- What is required
Extract each line from the listings below that contains the string "panel". Treat uppercase and lowercase as different.

- Listings of element locations
□ □ □ □ □

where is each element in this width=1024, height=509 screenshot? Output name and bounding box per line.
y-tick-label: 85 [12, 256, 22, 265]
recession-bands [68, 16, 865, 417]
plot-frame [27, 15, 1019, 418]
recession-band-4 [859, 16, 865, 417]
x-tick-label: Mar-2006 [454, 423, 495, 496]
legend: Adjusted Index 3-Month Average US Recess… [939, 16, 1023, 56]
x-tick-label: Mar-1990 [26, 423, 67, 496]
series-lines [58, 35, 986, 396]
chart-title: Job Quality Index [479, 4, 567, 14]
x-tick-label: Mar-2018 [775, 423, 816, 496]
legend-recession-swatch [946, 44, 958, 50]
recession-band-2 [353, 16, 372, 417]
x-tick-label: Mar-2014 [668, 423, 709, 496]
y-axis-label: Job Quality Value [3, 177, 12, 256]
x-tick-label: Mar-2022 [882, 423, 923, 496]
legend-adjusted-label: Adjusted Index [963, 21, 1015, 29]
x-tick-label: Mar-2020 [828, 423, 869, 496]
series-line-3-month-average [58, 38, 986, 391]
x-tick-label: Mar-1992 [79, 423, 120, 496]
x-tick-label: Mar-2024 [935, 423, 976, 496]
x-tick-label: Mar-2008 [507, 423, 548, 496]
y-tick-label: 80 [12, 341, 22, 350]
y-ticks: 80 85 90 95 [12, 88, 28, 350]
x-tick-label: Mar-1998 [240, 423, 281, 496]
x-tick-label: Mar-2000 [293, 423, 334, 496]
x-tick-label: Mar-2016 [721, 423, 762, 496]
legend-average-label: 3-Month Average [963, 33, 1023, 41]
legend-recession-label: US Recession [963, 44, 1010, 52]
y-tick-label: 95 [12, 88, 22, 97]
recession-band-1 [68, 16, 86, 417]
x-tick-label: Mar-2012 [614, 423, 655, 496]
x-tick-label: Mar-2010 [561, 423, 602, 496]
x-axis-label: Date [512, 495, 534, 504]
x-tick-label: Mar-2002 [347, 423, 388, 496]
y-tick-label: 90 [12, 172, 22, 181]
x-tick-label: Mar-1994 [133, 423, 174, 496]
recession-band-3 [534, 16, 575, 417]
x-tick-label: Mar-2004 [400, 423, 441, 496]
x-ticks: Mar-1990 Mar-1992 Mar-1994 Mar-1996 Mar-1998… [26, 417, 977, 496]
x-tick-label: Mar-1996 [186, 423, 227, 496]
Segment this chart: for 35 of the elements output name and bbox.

□ □ □ □ □

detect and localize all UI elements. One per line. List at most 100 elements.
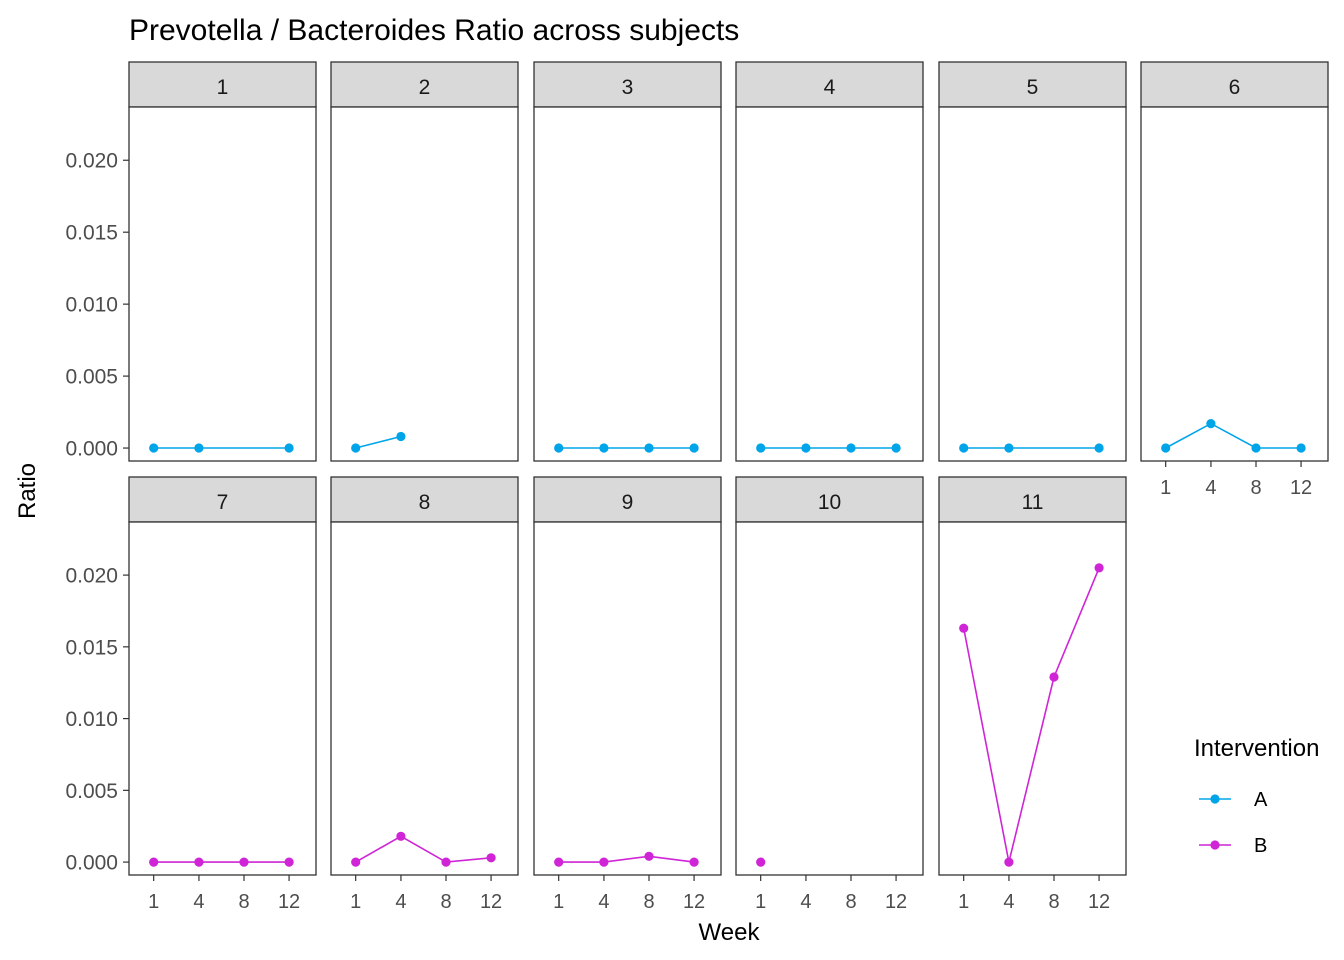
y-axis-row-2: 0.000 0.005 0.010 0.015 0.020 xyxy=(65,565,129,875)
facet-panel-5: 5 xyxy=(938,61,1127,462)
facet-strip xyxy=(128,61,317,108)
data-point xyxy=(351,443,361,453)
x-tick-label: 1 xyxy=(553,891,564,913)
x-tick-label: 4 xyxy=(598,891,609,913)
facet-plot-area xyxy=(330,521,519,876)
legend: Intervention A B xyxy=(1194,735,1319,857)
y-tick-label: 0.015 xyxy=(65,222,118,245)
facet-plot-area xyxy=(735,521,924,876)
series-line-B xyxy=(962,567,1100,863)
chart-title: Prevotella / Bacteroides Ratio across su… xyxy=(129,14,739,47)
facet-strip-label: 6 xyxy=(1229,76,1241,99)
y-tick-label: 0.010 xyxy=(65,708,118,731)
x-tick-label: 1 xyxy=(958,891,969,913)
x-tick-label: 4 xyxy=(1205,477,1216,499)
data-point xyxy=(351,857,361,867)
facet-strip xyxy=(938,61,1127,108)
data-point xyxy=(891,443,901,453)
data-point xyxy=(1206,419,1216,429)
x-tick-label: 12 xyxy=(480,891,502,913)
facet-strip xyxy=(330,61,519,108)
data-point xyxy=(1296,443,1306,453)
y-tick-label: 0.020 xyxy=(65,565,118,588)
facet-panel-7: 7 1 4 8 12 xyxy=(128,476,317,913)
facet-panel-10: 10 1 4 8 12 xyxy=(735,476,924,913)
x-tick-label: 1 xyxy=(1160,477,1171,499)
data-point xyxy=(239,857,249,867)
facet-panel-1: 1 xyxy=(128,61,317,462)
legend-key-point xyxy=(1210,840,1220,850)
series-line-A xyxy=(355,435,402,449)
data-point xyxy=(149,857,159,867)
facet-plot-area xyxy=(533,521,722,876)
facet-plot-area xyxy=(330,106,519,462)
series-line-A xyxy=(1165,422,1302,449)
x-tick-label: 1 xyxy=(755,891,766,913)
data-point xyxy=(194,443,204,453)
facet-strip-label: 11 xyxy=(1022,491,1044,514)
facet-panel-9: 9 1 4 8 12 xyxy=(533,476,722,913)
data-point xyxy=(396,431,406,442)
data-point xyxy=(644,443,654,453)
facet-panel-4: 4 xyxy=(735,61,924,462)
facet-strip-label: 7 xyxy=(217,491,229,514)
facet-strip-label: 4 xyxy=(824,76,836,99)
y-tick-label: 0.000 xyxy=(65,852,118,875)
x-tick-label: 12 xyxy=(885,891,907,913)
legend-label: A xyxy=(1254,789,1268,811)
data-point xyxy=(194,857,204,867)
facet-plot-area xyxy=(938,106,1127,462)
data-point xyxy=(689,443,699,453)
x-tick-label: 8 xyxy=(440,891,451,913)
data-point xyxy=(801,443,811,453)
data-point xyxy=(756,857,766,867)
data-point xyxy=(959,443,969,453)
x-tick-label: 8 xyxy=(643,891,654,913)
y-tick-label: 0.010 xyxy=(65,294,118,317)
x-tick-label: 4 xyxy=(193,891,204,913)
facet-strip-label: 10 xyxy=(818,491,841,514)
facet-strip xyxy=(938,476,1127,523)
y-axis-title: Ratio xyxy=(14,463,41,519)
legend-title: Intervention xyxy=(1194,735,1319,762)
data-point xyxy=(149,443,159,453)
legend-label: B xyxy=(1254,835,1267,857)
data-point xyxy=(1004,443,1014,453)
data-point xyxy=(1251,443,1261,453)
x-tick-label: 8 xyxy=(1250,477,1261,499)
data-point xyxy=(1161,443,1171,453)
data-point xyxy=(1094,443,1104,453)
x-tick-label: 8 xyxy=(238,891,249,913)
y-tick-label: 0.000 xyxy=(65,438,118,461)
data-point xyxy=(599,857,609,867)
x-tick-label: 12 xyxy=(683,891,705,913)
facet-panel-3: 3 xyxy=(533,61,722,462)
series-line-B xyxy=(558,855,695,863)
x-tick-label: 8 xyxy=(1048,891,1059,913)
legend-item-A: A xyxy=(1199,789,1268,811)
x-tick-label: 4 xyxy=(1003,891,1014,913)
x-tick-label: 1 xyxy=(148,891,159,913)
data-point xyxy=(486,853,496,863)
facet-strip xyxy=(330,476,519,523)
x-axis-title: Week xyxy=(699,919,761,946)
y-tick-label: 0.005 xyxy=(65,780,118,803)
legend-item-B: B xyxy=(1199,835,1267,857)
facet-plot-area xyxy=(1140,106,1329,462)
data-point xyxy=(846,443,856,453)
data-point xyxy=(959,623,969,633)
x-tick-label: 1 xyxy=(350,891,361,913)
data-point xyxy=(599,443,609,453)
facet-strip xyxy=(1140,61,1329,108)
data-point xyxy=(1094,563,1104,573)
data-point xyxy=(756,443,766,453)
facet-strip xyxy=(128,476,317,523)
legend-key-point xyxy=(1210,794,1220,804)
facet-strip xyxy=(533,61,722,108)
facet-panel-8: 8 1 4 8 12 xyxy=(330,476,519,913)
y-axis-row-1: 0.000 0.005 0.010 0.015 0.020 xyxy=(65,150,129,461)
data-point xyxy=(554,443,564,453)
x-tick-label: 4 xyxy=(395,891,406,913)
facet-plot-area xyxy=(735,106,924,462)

□ □ □ □ □

- Task solution
facet-panel-5: 5 xyxy=(938,61,1127,462)
facet-panel-7: 7 1 4 8 12 xyxy=(128,476,317,913)
facet-panel-10: 10 1 4 8 12 xyxy=(735,476,924,913)
facet-panel-1: 1 xyxy=(128,61,317,462)
facet-panel-9: 9 1 4 8 12 xyxy=(533,476,722,913)
facet-panel-4: 4 xyxy=(735,61,924,462)
facet-panel-3: 3 xyxy=(533,61,722,462)
facet-panel-8: 8 1 4 8 12 xyxy=(330,476,519,913)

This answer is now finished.